── Information shown
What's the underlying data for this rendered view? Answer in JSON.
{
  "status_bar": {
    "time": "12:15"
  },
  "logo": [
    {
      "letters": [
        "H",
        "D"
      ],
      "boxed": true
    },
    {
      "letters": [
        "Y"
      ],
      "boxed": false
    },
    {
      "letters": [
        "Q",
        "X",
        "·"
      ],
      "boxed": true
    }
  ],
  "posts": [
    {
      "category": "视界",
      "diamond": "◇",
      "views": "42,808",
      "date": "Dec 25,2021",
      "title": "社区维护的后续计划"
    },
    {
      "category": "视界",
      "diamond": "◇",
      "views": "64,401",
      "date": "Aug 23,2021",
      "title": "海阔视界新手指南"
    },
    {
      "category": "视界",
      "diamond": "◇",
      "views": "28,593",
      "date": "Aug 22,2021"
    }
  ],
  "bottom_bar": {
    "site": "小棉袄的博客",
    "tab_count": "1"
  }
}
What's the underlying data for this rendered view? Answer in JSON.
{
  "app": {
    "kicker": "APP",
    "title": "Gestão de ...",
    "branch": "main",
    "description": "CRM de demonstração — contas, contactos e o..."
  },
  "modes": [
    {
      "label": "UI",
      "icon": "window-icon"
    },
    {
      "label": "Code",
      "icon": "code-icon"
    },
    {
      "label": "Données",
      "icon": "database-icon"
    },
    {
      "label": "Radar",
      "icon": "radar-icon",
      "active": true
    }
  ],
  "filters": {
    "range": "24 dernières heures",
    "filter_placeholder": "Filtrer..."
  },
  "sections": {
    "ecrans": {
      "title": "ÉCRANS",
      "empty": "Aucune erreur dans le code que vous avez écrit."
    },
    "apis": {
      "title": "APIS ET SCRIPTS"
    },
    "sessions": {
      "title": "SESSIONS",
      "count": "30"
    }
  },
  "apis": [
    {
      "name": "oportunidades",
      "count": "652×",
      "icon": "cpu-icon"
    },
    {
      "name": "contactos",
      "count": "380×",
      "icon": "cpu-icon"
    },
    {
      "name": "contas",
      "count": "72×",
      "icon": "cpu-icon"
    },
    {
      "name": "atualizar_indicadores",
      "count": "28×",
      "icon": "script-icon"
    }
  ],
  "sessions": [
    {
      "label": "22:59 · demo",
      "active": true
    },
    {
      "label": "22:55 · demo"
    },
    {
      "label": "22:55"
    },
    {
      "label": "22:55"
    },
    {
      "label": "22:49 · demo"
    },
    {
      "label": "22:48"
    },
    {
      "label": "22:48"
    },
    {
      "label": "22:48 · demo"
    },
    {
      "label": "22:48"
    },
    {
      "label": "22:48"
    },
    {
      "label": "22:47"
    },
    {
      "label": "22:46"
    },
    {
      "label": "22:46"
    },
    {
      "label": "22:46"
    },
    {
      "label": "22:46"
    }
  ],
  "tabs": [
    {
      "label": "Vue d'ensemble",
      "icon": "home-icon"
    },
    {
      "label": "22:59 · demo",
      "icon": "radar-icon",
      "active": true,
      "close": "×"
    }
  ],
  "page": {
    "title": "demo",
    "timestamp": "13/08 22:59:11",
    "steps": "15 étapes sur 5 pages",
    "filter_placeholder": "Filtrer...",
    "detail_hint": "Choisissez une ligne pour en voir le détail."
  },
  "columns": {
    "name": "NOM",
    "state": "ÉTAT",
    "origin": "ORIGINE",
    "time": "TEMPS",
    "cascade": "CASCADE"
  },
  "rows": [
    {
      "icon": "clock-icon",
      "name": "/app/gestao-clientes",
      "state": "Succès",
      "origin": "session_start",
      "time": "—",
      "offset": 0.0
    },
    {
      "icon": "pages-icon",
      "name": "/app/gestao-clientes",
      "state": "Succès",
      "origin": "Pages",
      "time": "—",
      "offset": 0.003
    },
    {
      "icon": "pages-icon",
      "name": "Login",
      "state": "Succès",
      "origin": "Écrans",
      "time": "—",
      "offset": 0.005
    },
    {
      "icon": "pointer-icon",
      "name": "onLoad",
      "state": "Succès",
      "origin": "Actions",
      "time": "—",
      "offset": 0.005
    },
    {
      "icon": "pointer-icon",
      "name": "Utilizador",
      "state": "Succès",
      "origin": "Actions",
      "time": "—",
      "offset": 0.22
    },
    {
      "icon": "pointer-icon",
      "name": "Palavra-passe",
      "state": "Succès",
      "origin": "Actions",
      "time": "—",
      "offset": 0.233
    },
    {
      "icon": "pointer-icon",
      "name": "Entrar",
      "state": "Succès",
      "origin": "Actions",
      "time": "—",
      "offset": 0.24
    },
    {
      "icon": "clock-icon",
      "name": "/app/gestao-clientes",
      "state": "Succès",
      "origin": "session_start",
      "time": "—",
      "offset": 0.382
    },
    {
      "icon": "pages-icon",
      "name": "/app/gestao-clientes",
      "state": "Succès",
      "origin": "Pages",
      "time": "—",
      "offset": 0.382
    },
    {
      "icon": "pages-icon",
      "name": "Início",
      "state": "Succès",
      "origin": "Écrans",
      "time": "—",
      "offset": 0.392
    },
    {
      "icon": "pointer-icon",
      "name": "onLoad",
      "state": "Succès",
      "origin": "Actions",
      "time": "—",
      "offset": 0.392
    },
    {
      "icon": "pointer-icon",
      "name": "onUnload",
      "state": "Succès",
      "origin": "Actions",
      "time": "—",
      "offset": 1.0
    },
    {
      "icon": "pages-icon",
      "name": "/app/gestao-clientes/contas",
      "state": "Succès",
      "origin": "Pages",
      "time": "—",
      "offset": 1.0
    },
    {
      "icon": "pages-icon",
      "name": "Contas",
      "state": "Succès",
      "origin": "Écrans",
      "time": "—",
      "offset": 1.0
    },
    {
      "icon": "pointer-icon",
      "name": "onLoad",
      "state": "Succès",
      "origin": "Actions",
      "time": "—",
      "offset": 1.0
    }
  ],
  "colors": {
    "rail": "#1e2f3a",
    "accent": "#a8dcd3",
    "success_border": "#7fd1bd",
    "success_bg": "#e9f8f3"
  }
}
────
> To do: Make a tally of the lines in this data that include the string "Filtrer", and answer with that tally alone.

> Solved exercise: 2